* _Written request 1_: Write out the entries again, starting from their first line and ending with the line that contains "menu-item-12[interactable]: Express (829, 33, 876, 47)", including both ends.
═════ Text passage
Question

On the locus of the point \( P(x, y) \) equidistant from \( (3, 0) \) and \( (0, 4) \), if \( A \) and \( B \) are two points that satisfy \( 4x = 3y \) and \( x = y \) respectively, then the distance between A and B is:

• A. \( \frac{5}{2} \)
• B. \( 5 \)
• C. \( \frac{25}{4} \)
• D. \( 25 \)

Hint:

Locus of Equidistant Points}
Use distance formula to set up equations
Substituting lines into the locus helps locate specific points
Be precise with algebra to simplify fractional coordinates

Answer 1

The Correct Option is A

The locus of point \( P(x, y) \) equidistant from \( (3, 0) \) and \( (0, 4) \) is the perpendicular bisector. Use distance formula: \[ \sqrt{(x - 3)^2 + y^2} = \sqrt{x^2 + (y - 4)^2} \Rightarrow (x - 3)^2 + y^2 = x^2 + (y - 4)^2 \Rightarrow x^2 - 6x + 9 + y^2 = x^2 + y^2 - 8y + 16 \Rightarrow -6x + 9 = -8y + 16 \Rightarrow 6x + 8y = 7 \] Now find intersection with: - Line 1: \( 4x = 3y \Rightarrow y = \frac{4}{3}x \) - Line 2: \( x = y \) Substitute into locus: \[ 6x + 8 \cdot \frac{4}{3}x = 7 \Rightarrow 6x + \frac{32}{3}x = 7 \Rightarrow \frac{50x}{3} = 7 \Rightarrow x = \frac{21}{50} \Rightarrow y = \frac{28}{50} \] Point A: \( \left( \frac{21}{50}, \frac{28}{50} \right) \) Point B (on \( x = y \)): Substitute into same equation: \[ 6x + 8x = 7 \Rightarrow 14x = 7 \Rightarrow x = \frac{1}{2}, y = \frac{1}{2} \] Now compute distance: \[ AB = \sqrt{\left( \frac{21}{50} - \frac{1}{2} \right)^2 + \left( \frac{28}{50} - \frac{1}{2} \right)^2} = \sqrt{\left( \frac{-4}{50} \right)^2 + \left( \frac{3}{50} \right)^2} = \sqrt{\frac{25}{100}} = \frac{5}{10} = \frac{5}{2} \]
══════════
═════ Records
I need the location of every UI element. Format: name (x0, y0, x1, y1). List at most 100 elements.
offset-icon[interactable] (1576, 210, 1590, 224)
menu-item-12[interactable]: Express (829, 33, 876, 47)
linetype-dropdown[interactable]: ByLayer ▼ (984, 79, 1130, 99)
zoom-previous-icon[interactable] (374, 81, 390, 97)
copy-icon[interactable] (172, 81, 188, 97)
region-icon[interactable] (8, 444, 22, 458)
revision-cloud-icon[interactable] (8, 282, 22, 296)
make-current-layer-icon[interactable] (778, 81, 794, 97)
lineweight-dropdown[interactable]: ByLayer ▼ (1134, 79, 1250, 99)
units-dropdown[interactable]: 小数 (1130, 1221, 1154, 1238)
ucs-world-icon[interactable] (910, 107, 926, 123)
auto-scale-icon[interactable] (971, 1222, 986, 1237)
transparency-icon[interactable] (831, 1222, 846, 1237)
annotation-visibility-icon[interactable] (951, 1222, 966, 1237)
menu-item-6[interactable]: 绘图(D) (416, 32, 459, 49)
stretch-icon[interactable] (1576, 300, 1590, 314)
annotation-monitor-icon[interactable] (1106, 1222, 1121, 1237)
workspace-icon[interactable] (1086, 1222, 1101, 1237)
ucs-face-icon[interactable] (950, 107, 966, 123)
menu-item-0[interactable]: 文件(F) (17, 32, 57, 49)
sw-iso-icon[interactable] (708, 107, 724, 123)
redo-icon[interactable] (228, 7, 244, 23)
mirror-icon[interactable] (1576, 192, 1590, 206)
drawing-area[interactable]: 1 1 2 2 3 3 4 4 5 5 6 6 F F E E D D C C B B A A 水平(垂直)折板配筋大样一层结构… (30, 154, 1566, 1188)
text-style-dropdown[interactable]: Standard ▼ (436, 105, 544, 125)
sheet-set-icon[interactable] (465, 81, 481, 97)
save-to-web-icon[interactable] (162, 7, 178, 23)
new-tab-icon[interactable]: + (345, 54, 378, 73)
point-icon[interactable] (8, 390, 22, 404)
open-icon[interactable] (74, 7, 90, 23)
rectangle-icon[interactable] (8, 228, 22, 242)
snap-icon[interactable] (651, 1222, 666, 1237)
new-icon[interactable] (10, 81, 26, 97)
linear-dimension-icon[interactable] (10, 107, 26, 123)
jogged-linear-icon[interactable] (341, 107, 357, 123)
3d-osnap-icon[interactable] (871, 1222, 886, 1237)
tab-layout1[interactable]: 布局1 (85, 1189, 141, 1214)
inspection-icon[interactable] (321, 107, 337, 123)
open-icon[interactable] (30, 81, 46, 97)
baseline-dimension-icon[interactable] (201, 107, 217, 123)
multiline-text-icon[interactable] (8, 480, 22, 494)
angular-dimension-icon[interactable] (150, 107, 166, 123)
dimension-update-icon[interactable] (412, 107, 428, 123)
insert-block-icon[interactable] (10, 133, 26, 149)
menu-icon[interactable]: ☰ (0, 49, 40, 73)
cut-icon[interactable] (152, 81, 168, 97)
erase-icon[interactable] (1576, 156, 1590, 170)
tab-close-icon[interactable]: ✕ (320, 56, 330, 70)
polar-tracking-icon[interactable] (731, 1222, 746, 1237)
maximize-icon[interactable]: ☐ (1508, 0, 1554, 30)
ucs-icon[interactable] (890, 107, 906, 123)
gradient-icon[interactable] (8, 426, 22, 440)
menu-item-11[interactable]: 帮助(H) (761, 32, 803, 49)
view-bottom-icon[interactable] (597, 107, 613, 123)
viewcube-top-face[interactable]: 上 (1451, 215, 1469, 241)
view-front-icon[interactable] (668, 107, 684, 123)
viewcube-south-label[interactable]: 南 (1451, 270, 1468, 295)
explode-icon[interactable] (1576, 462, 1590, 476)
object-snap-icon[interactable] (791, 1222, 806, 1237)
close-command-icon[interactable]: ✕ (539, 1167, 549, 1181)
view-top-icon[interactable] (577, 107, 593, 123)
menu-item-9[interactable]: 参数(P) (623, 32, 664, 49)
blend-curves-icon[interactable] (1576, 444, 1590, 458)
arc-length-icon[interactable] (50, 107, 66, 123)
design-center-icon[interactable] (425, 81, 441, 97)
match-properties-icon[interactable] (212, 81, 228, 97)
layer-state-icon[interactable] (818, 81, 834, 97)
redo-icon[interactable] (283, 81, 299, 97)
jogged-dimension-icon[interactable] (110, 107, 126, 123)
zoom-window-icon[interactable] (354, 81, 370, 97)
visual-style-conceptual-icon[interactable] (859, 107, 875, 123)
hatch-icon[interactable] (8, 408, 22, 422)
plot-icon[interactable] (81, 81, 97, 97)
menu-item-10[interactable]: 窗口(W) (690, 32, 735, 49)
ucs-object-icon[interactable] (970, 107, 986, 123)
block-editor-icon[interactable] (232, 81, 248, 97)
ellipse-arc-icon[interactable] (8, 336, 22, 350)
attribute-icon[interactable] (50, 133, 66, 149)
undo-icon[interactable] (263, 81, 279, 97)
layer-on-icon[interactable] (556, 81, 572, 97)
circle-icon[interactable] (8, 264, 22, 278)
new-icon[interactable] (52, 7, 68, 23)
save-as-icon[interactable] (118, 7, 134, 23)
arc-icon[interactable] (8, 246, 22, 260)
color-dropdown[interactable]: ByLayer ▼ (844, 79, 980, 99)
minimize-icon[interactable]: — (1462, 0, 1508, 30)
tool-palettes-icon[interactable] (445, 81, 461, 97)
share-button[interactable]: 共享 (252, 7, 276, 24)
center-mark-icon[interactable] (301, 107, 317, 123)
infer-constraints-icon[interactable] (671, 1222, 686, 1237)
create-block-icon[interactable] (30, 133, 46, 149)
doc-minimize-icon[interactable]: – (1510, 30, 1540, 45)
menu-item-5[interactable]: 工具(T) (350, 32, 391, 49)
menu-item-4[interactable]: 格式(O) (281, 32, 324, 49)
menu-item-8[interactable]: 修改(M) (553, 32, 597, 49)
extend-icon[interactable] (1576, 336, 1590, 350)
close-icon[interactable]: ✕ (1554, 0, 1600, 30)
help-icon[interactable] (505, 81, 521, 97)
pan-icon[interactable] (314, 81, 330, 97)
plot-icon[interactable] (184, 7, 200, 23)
══════════
* _Written request 2_: In the locus problem text, what does the answer call the locus of the point equidistant from (3, 0) and (0, 4)?

* _Task response 1_:
I need the location of every UI element. Format: name (x0, y0, x1, y1). List at most 100 elements.
offset-icon[interactable] (1576, 210, 1590, 224)
menu-item-12[interactable]: Express (829, 33, 876, 47)

* _Task response 2_: The perpendicular bisector.